> _Set problem_
Recast every line of the data below as a Markdown table with two columns, "Row" for the row number and "Line" for the line itself, omitting any blank lines.

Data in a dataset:
------------------------------------

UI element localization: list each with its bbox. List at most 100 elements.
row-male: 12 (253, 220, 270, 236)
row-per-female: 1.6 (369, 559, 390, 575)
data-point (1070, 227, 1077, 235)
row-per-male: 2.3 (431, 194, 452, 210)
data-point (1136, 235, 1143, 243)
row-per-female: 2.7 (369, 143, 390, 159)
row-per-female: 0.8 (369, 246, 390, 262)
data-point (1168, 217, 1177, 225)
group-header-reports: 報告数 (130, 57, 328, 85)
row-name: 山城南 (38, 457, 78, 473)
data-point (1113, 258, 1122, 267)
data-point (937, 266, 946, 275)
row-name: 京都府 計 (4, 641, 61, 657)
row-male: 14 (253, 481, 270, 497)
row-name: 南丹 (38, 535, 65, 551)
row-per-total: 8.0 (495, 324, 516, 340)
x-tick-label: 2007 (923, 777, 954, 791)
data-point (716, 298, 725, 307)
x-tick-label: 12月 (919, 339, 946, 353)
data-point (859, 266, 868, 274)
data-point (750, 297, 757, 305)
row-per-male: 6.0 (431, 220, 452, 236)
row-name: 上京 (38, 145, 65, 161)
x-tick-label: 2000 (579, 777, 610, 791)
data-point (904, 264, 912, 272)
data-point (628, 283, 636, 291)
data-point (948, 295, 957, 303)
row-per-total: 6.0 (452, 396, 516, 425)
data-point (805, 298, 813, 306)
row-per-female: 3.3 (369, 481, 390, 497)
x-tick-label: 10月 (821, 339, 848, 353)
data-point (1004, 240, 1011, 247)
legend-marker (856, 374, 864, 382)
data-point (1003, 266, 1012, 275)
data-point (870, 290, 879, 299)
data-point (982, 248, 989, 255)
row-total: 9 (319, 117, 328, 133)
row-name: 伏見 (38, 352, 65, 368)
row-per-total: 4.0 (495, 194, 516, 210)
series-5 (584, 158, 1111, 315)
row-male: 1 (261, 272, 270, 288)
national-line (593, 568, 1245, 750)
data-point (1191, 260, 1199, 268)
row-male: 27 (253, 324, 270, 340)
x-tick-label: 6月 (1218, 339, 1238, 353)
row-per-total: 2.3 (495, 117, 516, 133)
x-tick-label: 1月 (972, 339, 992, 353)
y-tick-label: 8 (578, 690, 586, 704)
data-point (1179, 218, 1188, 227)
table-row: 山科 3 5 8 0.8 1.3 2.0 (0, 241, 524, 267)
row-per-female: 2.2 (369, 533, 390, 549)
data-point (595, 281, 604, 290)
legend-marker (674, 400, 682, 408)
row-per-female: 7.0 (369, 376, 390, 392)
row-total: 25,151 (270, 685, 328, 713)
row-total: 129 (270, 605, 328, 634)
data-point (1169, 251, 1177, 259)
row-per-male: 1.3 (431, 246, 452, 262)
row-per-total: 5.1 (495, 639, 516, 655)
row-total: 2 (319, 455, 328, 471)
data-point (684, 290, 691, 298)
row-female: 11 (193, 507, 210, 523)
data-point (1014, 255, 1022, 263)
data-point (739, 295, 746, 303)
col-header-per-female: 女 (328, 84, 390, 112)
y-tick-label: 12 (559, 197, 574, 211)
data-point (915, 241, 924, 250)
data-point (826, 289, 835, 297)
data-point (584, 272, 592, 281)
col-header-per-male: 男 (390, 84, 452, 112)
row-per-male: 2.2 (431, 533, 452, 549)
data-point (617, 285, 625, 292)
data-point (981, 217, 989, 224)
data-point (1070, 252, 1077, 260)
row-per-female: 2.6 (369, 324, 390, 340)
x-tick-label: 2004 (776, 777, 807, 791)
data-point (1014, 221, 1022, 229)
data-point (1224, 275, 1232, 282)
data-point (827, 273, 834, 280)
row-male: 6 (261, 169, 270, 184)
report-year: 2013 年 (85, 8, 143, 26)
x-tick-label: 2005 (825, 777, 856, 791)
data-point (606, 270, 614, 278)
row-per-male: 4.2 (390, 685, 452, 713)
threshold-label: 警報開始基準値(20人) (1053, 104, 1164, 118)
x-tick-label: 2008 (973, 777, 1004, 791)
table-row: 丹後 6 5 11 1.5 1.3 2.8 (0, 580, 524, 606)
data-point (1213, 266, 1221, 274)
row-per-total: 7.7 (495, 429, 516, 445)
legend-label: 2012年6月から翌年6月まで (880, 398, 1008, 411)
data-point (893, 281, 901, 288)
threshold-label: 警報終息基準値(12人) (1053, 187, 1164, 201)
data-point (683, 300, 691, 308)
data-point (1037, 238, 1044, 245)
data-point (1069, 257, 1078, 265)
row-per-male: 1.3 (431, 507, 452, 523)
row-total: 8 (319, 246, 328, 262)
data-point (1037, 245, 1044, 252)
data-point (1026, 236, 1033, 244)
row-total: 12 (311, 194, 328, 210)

------------------------------------

> _Solution for this problem_
| Row | Line |
|---|---|
| 1 | UI element localization: list each with its bbox. List at most 100 elements. |
| 2 | row-male: 12 (253, 220, 270, 236) |
| 3 | row-per-female: 1.6 (369, 559, 390, 575) |
| 4 | data-point (1070, 227, 1077, 235) |
| 5 | row-per-male: 2.3 (431, 194, 452, 210) |
| 6 | data-point (1136, 235, 1143, 243) |
| 7 | row-per-female: 2.7 (369, 143, 390, 159) |
| 8 | row-per-female: 0.8 (369, 246, 390, 262) |
| 9 | data-point (1168, 217, 1177, 225) |
| 10 | group-header-reports: 報告数 (130, 57, 328, 85) |
| 11 | row-name: 山城南 (38, 457, 78, 473) |
| 12 | data-point (1113, 258, 1122, 267) |
| 13 | data-point (937, 266, 946, 275) |
| 14 | row-name: 京都府 計 (4, 641, 61, 657) |
| 15 | row-male: 14 (253, 481, 270, 497) |
| 16 | row-name: 南丹 (38, 535, 65, 551) |
| 17 | row-per-total: 8.0 (495, 324, 516, 340) |
| 18 | x-tick-label: 2007 (923, 777, 954, 791) |
| 19 | data-point (716, 298, 725, 307) |
| 20 | x-tick-label: 12月 (919, 339, 946, 353) |
| 21 | data-point (859, 266, 868, 274) |
| 22 | data-point (750, 297, 757, 305) |
| 23 | row-per-male: 6.0 (431, 220, 452, 236) |
| 24 | row-name: 上京 (38, 145, 65, 161) |
| 25 | x-tick-label: 2000 (579, 777, 610, 791) |
| 26 | data-point (904, 264, 912, 272) |
| 27 | data-point (628, 283, 636, 291) |
| 28 | data-point (948, 295, 957, 303) |
| 29 | row-per-total: 6.0 (452, 396, 516, 425) |
| 30 | data-point (805, 298, 813, 306) |
| 31 | row-per-female: 3.3 (369, 481, 390, 497) |
| 32 | x-tick-label: 10月 (821, 339, 848, 353) |
| 33 | data-point (1004, 240, 1011, 247) |
| 34 | legend-marker (856, 374, 864, 382) |
| 35 | data-point (1003, 266, 1012, 275) |
| 36 | data-point (870, 290, 879, 299) |
| 37 | data-point (982, 248, 989, 255) |
| 38 | row-total: 9 (319, 117, 328, 133) |
| 39 | row-name: 伏見 (38, 352, 65, 368) |
| 40 | row-per-total: 4.0 (495, 194, 516, 210) |
| 41 | series-5 (584, 158, 1111, 315) |
| 42 | row-male: 1 (261, 272, 270, 288) |
| 43 | national-line (593, 568, 1245, 750) |
| 44 | data-point (1191, 260, 1199, 268) |
| 45 | row-male: 27 (253, 324, 270, 340) |
| 46 | x-tick-label: 6月 (1218, 339, 1238, 353) |
| 47 | row-per-total: 2.3 (495, 117, 516, 133) |
| 48 | x-tick-label: 1月 (972, 339, 992, 353) |
| 49 | y-tick-label: 8 (578, 690, 586, 704) |
| 50 | data-point (1179, 218, 1188, 227) |
| 51 | table-row: 山科 3 5 8 0.8 1.3 2.0 (0, 241, 524, 267) |
| 52 | row-per-female: 2.2 (369, 533, 390, 549) |
| 53 | data-point (595, 281, 604, 290) |
| 54 | legend-marker (674, 400, 682, 408) |
| 55 | row-per-female: 7.0 (369, 376, 390, 392) |
| 56 | row-total: 25,151 (270, 685, 328, 713) |
| 57 | row-total: 129 (270, 605, 328, 634) |
| 58 | data-point (1169, 251, 1177, 259) |
| 59 | row-per-male: 1.3 (431, 246, 452, 262) |
| 60 | row-per-total: 5.1 (495, 639, 516, 655) |
| 61 | row-total: 2 (319, 455, 328, 471) |
| 62 | data-point (684, 290, 691, 298) |
| 63 | row-female: 11 (193, 507, 210, 523) |
| 64 | data-point (1014, 255, 1022, 263) |
| 65 | data-point (739, 295, 746, 303) |
| 66 | col-header-per-female: 女 (328, 84, 390, 112) |
| 67 | y-tick-label: 12 (559, 197, 574, 211) |
| 68 | data-point (915, 241, 924, 250) |
| 69 | data-point (826, 289, 835, 297) |
| 70 | data-point (584, 272, 592, 281) |
| 71 | col-header-per-male: 男 (390, 84, 452, 112) |
| 72 | row-per-male: 2.2 (431, 533, 452, 549) |
| 73 | data-point (617, 285, 625, 292) |
| 74 | data-point (981, 217, 989, 224) |
| 75 | data-point (1070, 252, 1077, 260) |
| 76 | row-per-female: 2.6 (369, 324, 390, 340) |
| 77 | x-tick-label: 2004 (776, 777, 807, 791) |
| 78 | data-point (1014, 221, 1022, 229) |
| 79 | data-point (1224, 275, 1232, 282) |
| 80 | data-point (827, 273, 834, 280) |
| 81 | row-male: 6 (261, 169, 270, 184) |
| 82 | report-year: 2013 年 (85, 8, 143, 26) |
| 83 | x-tick-label: 2005 (825, 777, 856, 791) |
| 84 | data-point (606, 270, 614, 278) |
| 85 | row-per-male: 4.2 (390, 685, 452, 713) |
| 86 | threshold-label: 警報開始基準値(20人) (1053, 104, 1164, 118) |
| 87 | x-tick-label: 2008 (973, 777, 1004, 791) |
| 88 | table-row: 丹後 6 5 11 1.5 1.3 2.8 (0, 580, 524, 606) |
| 89 | data-point (1213, 266, 1221, 274) |
| 90 | row-per-total: 7.7 (495, 429, 516, 445) |
| 91 | legend-label: 2012年6月から翌年6月まで (880, 398, 1008, 411) |
| 92 | data-point (893, 281, 901, 288) |
| 93 | threshold-label: 警報終息基準値(12人) (1053, 187, 1164, 201) |
| 94 | data-point (683, 300, 691, 308) |
| 95 | data-point (1037, 238, 1044, 245) |
| 96 | data-point (1069, 257, 1078, 265) |
| 97 | row-per-male: 1.3 (431, 507, 452, 523) |
| 98 | row-total: 8 (319, 246, 328, 262) |
| 99 | data-point (1037, 245, 1044, 252) |
| 100 | data-point (1026, 236, 1033, 244) |
| 101 | row-total: 12 (311, 194, 328, 210) |